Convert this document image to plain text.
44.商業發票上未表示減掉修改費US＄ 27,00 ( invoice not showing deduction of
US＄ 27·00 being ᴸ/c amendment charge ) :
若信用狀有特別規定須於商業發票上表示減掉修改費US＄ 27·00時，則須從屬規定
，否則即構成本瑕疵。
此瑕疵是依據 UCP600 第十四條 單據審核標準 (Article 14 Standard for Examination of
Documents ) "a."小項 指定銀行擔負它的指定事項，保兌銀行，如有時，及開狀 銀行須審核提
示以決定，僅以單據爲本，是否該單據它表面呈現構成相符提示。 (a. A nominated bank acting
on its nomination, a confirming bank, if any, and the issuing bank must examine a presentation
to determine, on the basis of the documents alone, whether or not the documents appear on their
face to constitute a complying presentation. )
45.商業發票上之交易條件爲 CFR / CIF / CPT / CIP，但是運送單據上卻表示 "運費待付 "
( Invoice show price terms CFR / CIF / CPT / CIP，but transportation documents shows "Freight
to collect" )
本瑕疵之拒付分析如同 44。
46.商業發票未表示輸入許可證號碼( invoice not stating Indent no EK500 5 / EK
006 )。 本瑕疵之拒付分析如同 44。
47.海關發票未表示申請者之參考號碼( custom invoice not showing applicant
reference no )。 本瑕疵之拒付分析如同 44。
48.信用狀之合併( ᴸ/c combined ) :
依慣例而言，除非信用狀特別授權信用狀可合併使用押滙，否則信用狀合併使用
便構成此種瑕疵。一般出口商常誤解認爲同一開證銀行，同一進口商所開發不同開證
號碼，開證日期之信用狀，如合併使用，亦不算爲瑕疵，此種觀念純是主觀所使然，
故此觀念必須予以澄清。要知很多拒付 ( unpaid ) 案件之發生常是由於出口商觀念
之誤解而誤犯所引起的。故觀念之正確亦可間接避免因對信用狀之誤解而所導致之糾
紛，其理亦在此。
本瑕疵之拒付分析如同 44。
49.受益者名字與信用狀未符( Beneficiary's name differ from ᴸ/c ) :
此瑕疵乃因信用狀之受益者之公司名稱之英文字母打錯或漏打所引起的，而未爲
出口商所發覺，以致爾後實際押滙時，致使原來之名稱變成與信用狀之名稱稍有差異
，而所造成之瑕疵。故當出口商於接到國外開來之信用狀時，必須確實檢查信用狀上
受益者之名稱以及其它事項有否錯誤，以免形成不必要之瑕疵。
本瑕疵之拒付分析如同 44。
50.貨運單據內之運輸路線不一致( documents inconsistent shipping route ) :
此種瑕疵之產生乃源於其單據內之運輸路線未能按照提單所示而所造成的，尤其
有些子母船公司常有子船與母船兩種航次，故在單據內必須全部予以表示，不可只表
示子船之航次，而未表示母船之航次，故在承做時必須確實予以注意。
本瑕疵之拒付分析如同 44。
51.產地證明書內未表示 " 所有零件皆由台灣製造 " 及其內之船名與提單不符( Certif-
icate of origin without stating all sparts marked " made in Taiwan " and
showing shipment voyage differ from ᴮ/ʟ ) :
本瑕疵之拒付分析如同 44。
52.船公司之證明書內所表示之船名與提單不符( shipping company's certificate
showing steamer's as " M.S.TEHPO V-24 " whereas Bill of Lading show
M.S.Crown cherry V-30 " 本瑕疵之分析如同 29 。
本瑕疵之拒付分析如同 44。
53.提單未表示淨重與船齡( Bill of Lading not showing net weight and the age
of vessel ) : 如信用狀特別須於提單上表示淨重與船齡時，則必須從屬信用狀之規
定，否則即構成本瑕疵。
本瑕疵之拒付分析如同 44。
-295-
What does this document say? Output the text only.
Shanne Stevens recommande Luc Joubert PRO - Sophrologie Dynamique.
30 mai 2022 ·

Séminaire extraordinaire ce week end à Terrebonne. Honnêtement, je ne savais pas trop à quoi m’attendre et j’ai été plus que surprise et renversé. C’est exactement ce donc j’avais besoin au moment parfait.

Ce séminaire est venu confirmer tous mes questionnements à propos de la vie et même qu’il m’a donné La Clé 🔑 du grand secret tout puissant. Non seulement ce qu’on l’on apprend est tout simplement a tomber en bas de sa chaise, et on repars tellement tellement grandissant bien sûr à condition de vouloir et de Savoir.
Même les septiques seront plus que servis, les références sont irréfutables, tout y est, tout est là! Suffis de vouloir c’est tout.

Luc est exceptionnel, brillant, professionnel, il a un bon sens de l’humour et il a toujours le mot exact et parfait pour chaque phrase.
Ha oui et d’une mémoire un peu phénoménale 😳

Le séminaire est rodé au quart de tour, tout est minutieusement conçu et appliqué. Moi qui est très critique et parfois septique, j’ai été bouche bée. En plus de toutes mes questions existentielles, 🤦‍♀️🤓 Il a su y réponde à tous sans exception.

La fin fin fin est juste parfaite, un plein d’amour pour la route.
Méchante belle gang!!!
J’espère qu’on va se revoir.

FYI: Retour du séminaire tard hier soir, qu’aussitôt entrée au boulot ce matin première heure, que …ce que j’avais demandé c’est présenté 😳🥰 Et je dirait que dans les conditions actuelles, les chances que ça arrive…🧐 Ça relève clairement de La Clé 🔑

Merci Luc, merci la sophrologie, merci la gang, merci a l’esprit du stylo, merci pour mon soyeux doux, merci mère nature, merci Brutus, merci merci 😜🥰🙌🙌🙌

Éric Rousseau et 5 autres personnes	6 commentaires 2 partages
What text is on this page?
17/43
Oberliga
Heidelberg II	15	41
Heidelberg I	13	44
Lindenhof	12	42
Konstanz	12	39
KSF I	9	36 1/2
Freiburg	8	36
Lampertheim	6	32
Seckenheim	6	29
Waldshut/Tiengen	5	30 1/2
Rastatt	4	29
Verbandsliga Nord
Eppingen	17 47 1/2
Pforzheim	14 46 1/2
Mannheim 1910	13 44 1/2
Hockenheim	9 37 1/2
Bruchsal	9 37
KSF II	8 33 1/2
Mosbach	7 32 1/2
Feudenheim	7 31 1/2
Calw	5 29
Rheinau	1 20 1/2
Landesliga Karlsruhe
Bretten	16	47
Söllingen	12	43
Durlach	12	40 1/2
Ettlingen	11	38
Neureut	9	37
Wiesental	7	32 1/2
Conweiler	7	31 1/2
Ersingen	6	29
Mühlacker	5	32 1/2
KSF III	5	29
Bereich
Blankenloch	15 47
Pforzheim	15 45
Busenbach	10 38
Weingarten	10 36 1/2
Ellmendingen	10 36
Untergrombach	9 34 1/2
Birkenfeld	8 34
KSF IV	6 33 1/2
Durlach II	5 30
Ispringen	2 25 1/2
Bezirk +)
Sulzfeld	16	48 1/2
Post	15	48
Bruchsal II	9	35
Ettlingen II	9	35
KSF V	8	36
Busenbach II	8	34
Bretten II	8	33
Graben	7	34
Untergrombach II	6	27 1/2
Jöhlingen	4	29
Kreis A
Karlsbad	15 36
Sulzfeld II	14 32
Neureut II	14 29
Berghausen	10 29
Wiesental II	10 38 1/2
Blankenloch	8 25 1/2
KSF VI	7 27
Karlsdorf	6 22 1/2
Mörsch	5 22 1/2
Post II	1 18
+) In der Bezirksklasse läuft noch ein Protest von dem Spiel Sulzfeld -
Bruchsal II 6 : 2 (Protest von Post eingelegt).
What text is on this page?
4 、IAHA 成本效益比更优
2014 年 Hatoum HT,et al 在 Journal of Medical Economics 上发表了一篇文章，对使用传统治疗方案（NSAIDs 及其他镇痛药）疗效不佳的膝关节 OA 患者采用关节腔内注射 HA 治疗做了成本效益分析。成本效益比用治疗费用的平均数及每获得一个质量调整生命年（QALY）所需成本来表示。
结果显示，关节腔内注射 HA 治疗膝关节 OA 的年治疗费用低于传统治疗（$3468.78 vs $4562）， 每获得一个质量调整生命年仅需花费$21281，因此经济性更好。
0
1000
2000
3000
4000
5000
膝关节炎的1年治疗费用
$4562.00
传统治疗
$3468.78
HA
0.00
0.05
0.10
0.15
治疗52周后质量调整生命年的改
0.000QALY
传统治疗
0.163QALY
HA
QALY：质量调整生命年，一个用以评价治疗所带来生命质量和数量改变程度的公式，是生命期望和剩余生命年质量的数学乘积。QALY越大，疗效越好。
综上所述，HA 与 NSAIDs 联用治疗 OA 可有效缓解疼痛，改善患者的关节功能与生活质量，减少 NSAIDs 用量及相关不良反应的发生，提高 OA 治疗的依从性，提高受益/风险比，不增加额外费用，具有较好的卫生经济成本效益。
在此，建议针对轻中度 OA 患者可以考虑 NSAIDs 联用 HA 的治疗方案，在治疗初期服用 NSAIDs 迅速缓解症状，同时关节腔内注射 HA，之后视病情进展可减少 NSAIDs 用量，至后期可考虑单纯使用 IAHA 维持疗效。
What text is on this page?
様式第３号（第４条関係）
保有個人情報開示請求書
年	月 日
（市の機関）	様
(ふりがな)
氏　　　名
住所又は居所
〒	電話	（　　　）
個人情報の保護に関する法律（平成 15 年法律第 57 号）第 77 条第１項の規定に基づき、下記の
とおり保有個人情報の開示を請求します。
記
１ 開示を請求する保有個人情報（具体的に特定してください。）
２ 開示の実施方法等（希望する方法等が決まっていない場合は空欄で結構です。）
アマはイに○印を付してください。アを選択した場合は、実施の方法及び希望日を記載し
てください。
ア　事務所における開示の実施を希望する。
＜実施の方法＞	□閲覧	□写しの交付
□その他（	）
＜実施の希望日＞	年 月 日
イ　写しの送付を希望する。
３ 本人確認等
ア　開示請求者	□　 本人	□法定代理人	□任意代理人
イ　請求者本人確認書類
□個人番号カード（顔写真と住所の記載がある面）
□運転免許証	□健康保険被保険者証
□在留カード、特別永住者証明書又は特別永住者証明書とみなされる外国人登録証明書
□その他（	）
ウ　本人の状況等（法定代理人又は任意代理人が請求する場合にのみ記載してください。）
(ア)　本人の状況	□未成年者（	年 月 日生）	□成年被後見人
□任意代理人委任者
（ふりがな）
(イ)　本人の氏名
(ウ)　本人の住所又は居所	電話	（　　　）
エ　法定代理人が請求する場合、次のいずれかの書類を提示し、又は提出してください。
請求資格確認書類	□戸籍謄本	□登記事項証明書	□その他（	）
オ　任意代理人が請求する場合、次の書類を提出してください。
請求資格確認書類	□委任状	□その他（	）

:::::

_Task instructions_:
Gather every line from the listing above in which "presentation" appears, and copy those lines.

_Correct output_:
on its nomination, a confirming bank, if any, and the issuing bank must examine a presentation
face to constitute a complying presentation. )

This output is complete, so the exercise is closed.